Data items

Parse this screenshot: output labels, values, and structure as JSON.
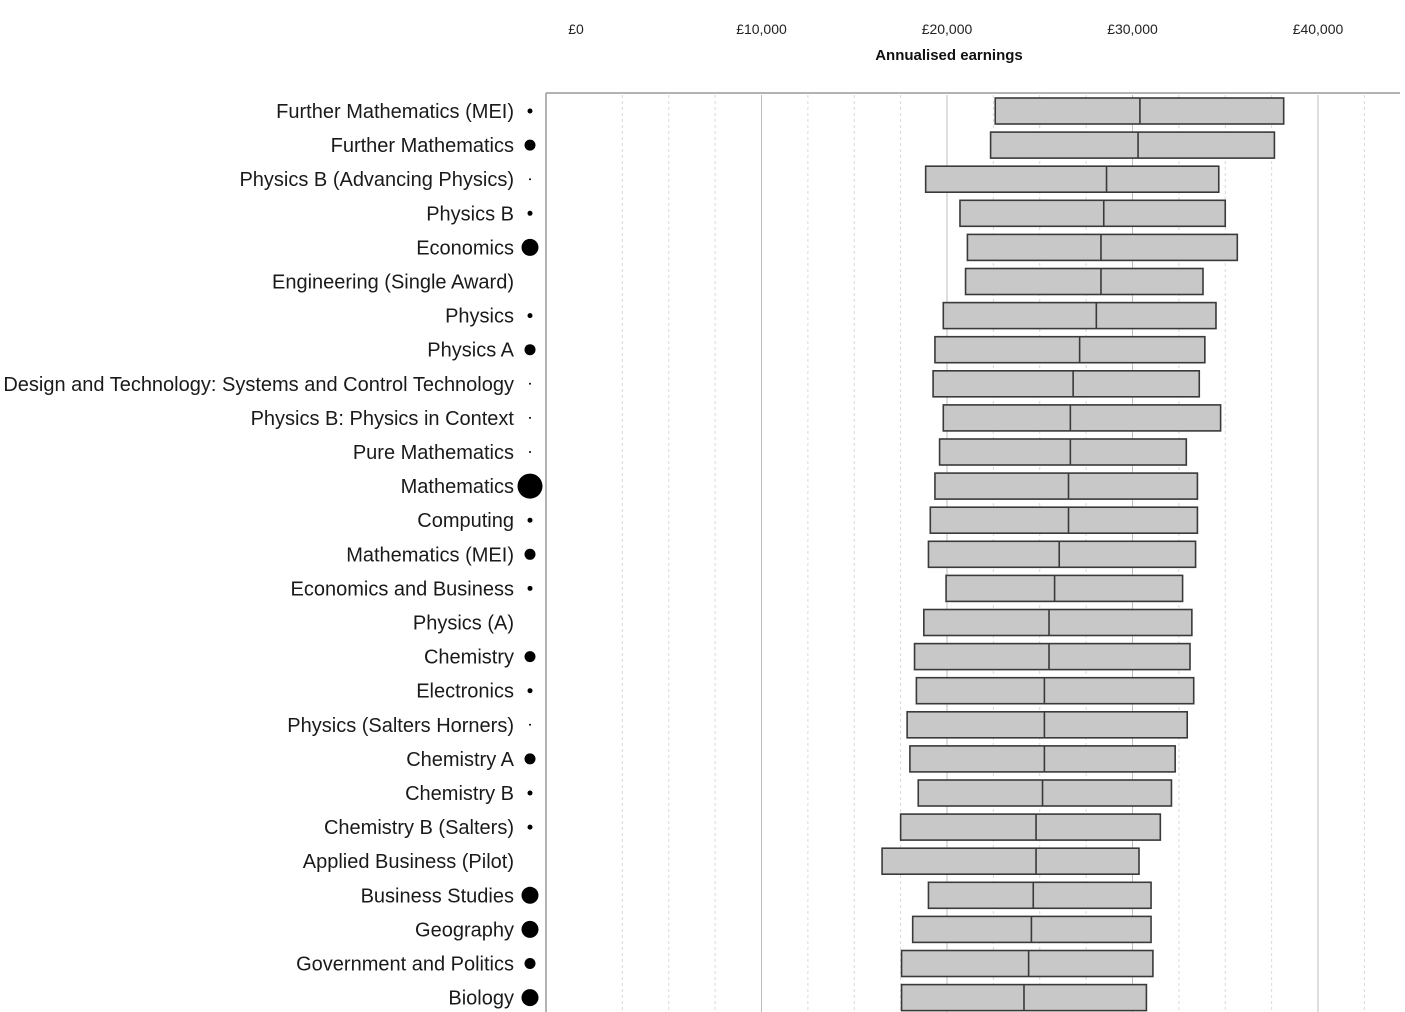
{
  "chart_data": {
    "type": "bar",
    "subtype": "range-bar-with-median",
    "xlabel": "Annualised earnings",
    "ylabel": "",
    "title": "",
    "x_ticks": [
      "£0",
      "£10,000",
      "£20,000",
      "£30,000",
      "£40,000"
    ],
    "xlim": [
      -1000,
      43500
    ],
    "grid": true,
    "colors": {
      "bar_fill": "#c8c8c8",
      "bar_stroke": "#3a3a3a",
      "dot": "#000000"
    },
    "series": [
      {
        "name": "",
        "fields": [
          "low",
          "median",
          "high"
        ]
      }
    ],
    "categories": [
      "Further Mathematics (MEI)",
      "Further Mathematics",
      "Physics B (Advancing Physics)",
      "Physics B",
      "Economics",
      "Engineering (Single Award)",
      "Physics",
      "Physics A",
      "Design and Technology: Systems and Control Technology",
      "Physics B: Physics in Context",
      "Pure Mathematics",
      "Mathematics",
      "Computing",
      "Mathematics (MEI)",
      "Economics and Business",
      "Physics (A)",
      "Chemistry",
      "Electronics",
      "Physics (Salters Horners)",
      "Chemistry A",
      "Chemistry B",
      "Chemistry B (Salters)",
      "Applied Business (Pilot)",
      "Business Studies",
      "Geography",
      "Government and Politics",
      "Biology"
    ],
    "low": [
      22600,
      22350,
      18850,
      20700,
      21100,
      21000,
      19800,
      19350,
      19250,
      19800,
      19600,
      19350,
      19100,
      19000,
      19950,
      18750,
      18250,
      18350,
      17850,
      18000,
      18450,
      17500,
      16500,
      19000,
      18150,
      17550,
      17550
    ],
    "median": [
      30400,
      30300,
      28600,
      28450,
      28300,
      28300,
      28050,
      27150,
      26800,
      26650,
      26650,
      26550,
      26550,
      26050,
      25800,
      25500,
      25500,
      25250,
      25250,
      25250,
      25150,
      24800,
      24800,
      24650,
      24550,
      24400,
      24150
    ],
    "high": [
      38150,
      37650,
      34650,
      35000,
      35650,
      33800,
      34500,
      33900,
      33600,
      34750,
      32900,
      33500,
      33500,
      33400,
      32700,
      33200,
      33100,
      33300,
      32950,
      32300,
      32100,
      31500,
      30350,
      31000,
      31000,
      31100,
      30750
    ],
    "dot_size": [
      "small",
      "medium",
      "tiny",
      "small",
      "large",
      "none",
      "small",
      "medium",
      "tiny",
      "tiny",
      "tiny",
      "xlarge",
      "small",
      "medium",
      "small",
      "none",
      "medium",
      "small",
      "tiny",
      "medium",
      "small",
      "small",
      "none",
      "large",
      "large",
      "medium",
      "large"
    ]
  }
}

--

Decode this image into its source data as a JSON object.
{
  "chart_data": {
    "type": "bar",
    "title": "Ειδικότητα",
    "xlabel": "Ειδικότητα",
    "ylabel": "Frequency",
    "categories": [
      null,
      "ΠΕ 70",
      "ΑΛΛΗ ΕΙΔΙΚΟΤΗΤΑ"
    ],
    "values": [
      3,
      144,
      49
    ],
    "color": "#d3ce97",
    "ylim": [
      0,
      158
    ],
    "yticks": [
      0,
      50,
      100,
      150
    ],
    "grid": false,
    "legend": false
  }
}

• The exercise: Copy, from the material above, each line in which the string "this" occurs.

• Correct response:
Parse this screenshot: output labels, values, and structure as JSON.
Decode this image into its source data as a JSON object.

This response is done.